Task brief:
Please set down all the lines beneath this one exactly, without the pictures.

--- begin ---

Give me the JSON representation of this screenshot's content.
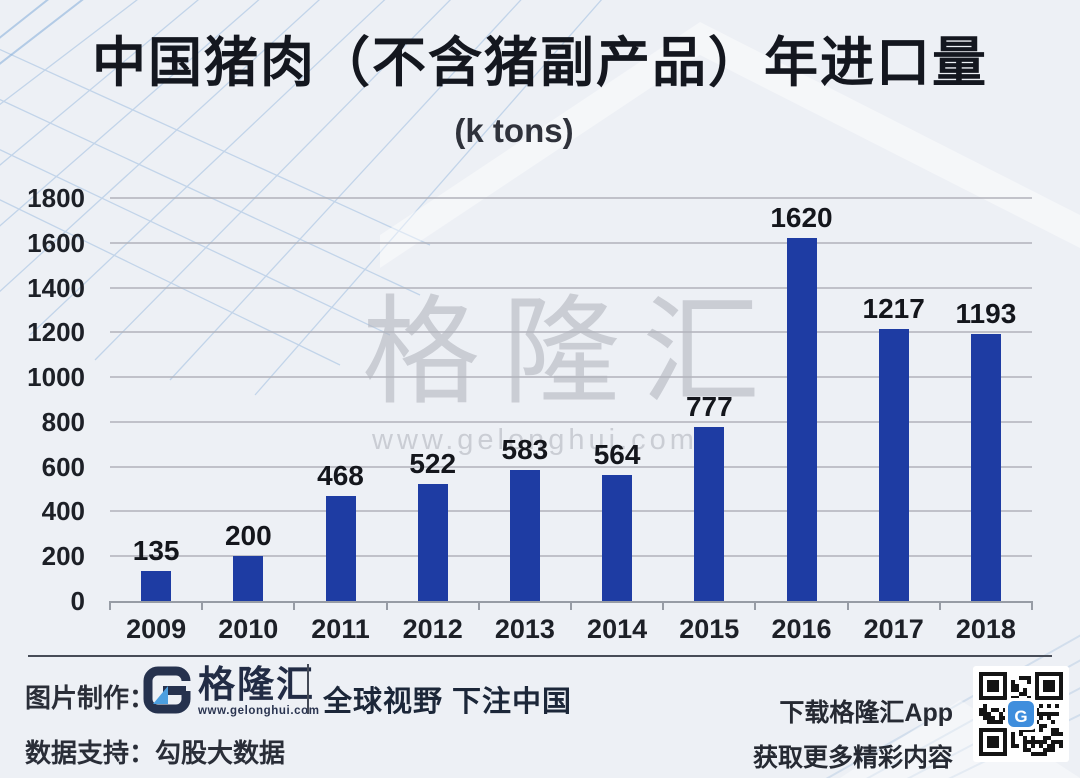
{
  "page": {
    "title": "中国猪肉（不含猪副产品）年进口量",
    "unit_label": "(k tons)"
  },
  "watermark": {
    "brand": "格隆汇",
    "site": "www.gelonghui.com"
  },
  "chart_data": {
    "type": "bar",
    "title": "中国猪肉（不含猪副产品）年进口量",
    "unit": "k tons",
    "categories": [
      "2009",
      "2010",
      "2011",
      "2012",
      "2013",
      "2014",
      "2015",
      "2016",
      "2017",
      "2018"
    ],
    "values": [
      135,
      200,
      468,
      522,
      583,
      564,
      777,
      1620,
      1217,
      1193
    ],
    "ylim": [
      0,
      1800
    ],
    "ytick_step": 200,
    "grid": true,
    "data_labels": true,
    "legend": null,
    "bar_color": "#1e3ca3"
  },
  "footer": {
    "credit_label": "图片制作：",
    "brand": "格隆汇",
    "brand_site": "www.gelonghui.com",
    "slogan": "全球视野 下注中国",
    "data_label": "数据支持：",
    "data_source": "勾股大数据",
    "qr_text_line1": "下载格隆汇App",
    "qr_text_line2": "获取更多精彩内容"
  },
  "colors": {
    "background": "#edf0f5",
    "bar": "#1e3ca3",
    "brand_navy": "#222c45",
    "accent_blue": "#3f8edd",
    "watermark_gray": "#b3b6bf"
  }
}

--- end ---

Solution to this exercise:
Give me the JSON representation of this screenshot's content.
{
  "page": {
    "title": "中国猪肉（不含猪副产品）年进口量",
    "unit_label": "(k tons)"
  },
  "watermark": {
    "brand": "格隆汇",
    "site": "www.gelonghui.com"
  },
  "chart_data": {
    "type": "bar",
    "title": "中国猪肉（不含猪副产品）年进口量",
    "unit": "k tons",
    "categories": [
      "2009",
      "2010",
      "2011",
      "2012",
      "2013",
      "2014",
      "2015",
      "2016",
      "2017",
      "2018"
    ],
    "values": [
      135,
      200,
      468,
      522,
      583,
      564,
      777,
      1620,
      1217,
      1193
    ],
    "ylim": [
      0,
      1800
    ],
    "ytick_step": 200,
    "grid": true,
    "data_labels": true,
    "legend": null,
    "bar_color": "#1e3ca3"
  },
  "footer": {
    "credit_label": "图片制作：",
    "brand": "格隆汇",
    "brand_site": "www.gelonghui.com",
    "slogan": "全球视野 下注中国",
    "data_label": "数据支持：",
    "data_source": "勾股大数据",
    "qr_text_line1": "下载格隆汇App",
    "qr_text_line2": "获取更多精彩内容"
  },
  "colors": {
    "background": "#edf0f5",
    "bar": "#1e3ca3",
    "brand_navy": "#222c45",
    "accent_blue": "#3f8edd",
    "watermark_gray": "#b3b6bf"
  }
}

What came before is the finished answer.